Exercise aim » Restate each entry word for word, leaving nothing out.

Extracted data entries
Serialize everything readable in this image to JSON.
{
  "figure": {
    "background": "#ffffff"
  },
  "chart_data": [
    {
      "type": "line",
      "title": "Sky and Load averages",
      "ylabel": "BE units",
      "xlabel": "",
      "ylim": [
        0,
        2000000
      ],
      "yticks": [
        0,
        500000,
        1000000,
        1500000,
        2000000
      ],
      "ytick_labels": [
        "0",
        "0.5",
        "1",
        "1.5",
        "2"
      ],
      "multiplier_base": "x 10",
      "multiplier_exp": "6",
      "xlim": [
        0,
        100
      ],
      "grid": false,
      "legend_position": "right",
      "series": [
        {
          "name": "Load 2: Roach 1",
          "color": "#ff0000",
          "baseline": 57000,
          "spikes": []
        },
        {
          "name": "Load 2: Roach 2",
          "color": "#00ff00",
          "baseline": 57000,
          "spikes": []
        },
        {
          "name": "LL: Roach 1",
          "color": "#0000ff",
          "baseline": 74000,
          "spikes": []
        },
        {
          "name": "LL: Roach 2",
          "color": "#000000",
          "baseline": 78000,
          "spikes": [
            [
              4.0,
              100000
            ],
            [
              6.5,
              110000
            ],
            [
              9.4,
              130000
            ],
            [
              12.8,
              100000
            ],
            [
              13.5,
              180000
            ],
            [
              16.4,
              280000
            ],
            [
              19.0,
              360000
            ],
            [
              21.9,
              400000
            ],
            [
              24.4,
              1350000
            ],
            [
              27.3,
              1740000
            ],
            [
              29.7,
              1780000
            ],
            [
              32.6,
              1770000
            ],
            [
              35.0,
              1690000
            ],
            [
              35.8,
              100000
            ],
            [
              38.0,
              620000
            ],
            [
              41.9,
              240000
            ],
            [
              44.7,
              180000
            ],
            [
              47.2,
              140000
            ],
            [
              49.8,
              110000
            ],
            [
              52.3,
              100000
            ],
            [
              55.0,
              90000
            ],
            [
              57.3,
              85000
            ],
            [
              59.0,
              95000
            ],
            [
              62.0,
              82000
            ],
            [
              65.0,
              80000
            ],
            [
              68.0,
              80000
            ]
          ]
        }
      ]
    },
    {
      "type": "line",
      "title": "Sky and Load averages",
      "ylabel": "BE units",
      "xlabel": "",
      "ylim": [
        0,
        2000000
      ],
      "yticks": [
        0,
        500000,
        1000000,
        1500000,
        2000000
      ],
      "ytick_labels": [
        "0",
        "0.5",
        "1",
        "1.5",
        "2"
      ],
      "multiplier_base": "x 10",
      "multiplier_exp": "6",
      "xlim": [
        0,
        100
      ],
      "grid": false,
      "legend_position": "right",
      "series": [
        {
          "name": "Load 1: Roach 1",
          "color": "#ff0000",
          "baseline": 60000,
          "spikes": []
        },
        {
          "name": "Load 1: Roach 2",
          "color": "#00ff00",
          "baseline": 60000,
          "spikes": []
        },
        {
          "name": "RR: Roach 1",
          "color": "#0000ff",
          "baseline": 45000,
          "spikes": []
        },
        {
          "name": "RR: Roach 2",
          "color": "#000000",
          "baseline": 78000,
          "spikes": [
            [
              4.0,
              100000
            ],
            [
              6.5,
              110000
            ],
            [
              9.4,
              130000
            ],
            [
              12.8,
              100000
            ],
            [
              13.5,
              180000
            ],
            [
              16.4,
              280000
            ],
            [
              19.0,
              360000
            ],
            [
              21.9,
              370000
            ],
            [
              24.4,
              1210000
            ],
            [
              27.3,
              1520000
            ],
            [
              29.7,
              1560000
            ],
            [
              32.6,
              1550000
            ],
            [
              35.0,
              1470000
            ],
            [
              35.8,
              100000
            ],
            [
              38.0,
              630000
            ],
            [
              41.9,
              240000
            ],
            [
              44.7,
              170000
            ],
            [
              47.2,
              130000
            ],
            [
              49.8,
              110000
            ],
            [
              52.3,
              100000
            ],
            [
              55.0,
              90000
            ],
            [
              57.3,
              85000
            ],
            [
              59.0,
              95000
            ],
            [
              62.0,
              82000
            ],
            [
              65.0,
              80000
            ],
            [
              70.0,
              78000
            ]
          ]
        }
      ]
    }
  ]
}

Answer for the task »
Serialize everything readable in this image to JSON.
{
  "figure": {
    "background": "#ffffff"
  },
  "chart_data": [
    {
      "type": "line",
      "title": "Sky and Load averages",
      "ylabel": "BE units",
      "xlabel": "",
      "ylim": [
        0,
        2000000
      ],
      "yticks": [
        0,
        500000,
        1000000,
        1500000,
        2000000
      ],
      "ytick_labels": [
        "0",
        "0.5",
        "1",
        "1.5",
        "2"
      ],
      "multiplier_base": "x 10",
      "multiplier_exp": "6",
      "xlim": [
        0,
        100
      ],
      "grid": false,
      "legend_position": "right",
      "series": [
        {
          "name": "Load 2: Roach 1",
          "color": "#ff0000",
          "baseline": 57000,
          "spikes": []
        },
        {
          "name": "Load 2: Roach 2",
          "color": "#00ff00",
          "baseline": 57000,
          "spikes": []
        },
        {
          "name": "LL: Roach 1",
          "color": "#0000ff",
          "baseline": 74000,
          "spikes": []
        },
        {
          "name": "LL: Roach 2",
          "color": "#000000",
          "baseline": 78000,
          "spikes": [
            [
              4.0,
              100000
            ],
            [
              6.5,
              110000
            ],
            [
              9.4,
              130000
            ],
            [
              12.8,
              100000
            ],
            [
              13.5,
              180000
            ],
            [
              16.4,
              280000
            ],
            [
              19.0,
              360000
            ],
            [
              21.9,
              400000
            ],
            [
              24.4,
              1350000
            ],
            [
              27.3,
              1740000
            ],
            [
              29.7,
              1780000
            ],
            [
              32.6,
              1770000
            ],
            [
              35.0,
              1690000
            ],
            [
              35.8,
              100000
            ],
            [
              38.0,
              620000
            ],
            [
              41.9,
              240000
            ],
            [
              44.7,
              180000
            ],
            [
              47.2,
              140000
            ],
            [
              49.8,
              110000
            ],
            [
              52.3,
              100000
            ],
            [
              55.0,
              90000
            ],
            [
              57.3,
              85000
            ],
            [
              59.0,
              95000
            ],
            [
              62.0,
              82000
            ],
            [
              65.0,
              80000
            ],
            [
              68.0,
              80000
            ]
          ]
        }
      ]
    },
    {
      "type": "line",
      "title": "Sky and Load averages",
      "ylabel": "BE units",
      "xlabel": "",
      "ylim": [
        0,
        2000000
      ],
      "yticks": [
        0,
        500000,
        1000000,
        1500000,
        2000000
      ],
      "ytick_labels": [
        "0",
        "0.5",
        "1",
        "1.5",
        "2"
      ],
      "multiplier_base": "x 10",
      "multiplier_exp": "6",
      "xlim": [
        0,
        100
      ],
      "grid": false,
      "legend_position": "right",
      "series": [
        {
          "name": "Load 1: Roach 1",
          "color": "#ff0000",
          "baseline": 60000,
          "spikes": []
        },
        {
          "name": "Load 1: Roach 2",
          "color": "#00ff00",
          "baseline": 60000,
          "spikes": []
        },
        {
          "name": "RR: Roach 1",
          "color": "#0000ff",
          "baseline": 45000,
          "spikes": []
        },
        {
          "name": "RR: Roach 2",
          "color": "#000000",
          "baseline": 78000,
          "spikes": [
            [
              4.0,
              100000
            ],
            [
              6.5,
              110000
            ],
            [
              9.4,
              130000
            ],
            [
              12.8,
              100000
            ],
            [
              13.5,
              180000
            ],
            [
              16.4,
              280000
            ],
            [
              19.0,
              360000
            ],
            [
              21.9,
              370000
            ],
            [
              24.4,
              1210000
            ],
            [
              27.3,
              1520000
            ],
            [
              29.7,
              1560000
            ],
            [
              32.6,
              1550000
            ],
            [
              35.0,
              1470000
            ],
            [
              35.8,
              100000
            ],
            [
              38.0,
              630000
            ],
            [
              41.9,
              240000
            ],
            [
              44.7,
              170000
            ],
            [
              47.2,
              130000
            ],
            [
              49.8,
              110000
            ],
            [
              52.3,
              100000
            ],
            [
              55.0,
              90000
            ],
            [
              57.3,
              85000
            ],
            [
              59.0,
              95000
            ],
            [
              62.0,
              82000
            ],
            [
              65.0,
              80000
            ],
            [
              70.0,
              78000
            ]
          ]
        }
      ]
    }
  ]
}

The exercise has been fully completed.